— Material provided —
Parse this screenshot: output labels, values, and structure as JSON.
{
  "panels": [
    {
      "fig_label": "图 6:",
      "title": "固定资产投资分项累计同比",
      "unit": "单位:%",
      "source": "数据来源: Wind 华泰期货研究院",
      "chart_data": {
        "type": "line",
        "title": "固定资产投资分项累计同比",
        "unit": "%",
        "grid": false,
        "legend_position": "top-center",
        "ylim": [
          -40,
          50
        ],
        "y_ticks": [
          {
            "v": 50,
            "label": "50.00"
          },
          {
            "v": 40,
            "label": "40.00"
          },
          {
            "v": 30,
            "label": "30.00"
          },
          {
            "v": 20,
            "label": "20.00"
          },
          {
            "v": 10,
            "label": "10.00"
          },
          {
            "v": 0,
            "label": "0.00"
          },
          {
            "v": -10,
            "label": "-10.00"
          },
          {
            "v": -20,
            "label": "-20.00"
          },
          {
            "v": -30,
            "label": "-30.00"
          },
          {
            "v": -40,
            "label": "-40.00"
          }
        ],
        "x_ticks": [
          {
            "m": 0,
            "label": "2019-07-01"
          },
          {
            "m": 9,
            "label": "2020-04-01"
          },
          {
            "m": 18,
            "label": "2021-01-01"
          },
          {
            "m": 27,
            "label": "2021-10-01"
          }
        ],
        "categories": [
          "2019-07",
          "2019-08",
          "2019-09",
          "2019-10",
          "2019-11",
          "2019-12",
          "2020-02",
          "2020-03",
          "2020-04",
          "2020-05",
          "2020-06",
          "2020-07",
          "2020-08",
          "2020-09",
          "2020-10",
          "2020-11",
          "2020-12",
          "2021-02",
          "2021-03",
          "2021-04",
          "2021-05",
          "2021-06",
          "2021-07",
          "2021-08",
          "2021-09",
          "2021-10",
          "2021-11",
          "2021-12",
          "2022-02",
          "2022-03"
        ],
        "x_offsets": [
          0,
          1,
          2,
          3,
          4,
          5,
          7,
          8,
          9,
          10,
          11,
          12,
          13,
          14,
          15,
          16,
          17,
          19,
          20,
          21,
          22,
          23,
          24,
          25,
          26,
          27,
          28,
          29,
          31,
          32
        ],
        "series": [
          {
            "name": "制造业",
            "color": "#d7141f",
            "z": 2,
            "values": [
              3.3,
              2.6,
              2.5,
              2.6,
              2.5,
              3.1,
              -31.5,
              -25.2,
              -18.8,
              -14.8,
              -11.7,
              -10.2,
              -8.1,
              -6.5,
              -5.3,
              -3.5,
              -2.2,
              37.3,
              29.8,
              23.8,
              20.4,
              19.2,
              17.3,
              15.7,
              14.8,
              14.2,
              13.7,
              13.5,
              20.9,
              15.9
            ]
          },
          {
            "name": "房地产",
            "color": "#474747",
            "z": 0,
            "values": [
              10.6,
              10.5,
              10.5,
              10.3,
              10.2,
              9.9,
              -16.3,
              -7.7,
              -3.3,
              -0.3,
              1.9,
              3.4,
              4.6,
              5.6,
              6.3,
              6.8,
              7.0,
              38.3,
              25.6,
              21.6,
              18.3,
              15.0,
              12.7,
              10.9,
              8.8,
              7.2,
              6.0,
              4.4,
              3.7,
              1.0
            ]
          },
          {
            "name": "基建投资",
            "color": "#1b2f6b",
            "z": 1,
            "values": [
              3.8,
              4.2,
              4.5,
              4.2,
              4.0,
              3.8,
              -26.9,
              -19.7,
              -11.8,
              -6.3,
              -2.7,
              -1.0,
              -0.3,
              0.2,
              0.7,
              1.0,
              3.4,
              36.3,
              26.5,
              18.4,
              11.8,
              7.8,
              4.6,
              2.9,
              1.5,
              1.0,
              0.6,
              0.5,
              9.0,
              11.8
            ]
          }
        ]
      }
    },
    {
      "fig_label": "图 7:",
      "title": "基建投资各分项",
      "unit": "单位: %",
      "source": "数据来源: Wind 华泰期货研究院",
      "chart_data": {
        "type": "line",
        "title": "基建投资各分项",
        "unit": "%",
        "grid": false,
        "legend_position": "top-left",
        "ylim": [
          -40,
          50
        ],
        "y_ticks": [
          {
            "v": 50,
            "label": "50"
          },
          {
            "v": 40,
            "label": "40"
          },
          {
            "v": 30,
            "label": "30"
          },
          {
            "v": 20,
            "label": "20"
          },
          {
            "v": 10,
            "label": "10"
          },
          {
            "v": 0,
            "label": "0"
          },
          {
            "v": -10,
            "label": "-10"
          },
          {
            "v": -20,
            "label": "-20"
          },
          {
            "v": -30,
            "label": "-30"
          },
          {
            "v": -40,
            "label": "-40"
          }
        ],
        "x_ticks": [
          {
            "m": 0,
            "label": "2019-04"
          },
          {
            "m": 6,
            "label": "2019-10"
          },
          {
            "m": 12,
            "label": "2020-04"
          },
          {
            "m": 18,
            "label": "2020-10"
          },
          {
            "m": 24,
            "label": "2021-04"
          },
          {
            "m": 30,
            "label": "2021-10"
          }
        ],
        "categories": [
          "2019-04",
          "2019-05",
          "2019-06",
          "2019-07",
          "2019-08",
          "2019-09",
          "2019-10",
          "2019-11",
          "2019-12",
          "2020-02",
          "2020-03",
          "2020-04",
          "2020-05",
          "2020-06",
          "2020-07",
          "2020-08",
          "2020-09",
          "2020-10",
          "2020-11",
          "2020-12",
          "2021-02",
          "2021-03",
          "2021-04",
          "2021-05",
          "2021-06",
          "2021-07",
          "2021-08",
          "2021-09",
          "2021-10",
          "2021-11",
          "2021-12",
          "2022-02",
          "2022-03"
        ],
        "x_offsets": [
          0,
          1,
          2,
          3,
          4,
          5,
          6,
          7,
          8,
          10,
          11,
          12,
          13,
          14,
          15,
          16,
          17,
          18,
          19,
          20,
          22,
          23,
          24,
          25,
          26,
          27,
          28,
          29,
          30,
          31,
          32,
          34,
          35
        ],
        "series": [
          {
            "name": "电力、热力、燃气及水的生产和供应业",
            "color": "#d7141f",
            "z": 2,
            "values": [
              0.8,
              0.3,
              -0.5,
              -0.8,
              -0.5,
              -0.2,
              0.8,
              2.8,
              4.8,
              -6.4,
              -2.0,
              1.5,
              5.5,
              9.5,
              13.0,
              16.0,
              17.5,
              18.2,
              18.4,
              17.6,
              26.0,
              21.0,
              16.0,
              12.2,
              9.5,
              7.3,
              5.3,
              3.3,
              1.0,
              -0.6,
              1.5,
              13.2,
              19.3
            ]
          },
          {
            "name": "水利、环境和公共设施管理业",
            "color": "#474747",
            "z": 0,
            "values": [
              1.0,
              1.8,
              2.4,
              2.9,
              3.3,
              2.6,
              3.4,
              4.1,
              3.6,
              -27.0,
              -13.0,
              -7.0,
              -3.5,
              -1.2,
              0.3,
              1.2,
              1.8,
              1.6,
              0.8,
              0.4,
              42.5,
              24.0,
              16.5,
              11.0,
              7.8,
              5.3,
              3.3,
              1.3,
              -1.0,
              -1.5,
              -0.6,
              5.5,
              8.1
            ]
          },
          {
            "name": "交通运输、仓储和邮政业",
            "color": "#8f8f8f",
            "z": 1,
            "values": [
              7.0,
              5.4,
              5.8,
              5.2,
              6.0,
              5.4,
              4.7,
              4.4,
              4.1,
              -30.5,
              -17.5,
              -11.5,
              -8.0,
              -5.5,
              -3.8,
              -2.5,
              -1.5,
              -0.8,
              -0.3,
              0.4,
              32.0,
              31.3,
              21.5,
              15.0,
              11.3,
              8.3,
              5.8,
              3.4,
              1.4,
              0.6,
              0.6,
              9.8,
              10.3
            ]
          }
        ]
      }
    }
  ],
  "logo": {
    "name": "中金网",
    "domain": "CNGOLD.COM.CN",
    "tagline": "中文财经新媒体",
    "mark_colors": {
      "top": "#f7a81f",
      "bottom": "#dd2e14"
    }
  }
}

— Work to do —
For this exercise, gather every line of the data that contains the word "title".

— Problem solution —
      "title": "固定资产投资分项累计同比",
        "title": "固定资产投资分项累计同比",
      "title": "基建投资各分项",
        "title": "基建投资各分项",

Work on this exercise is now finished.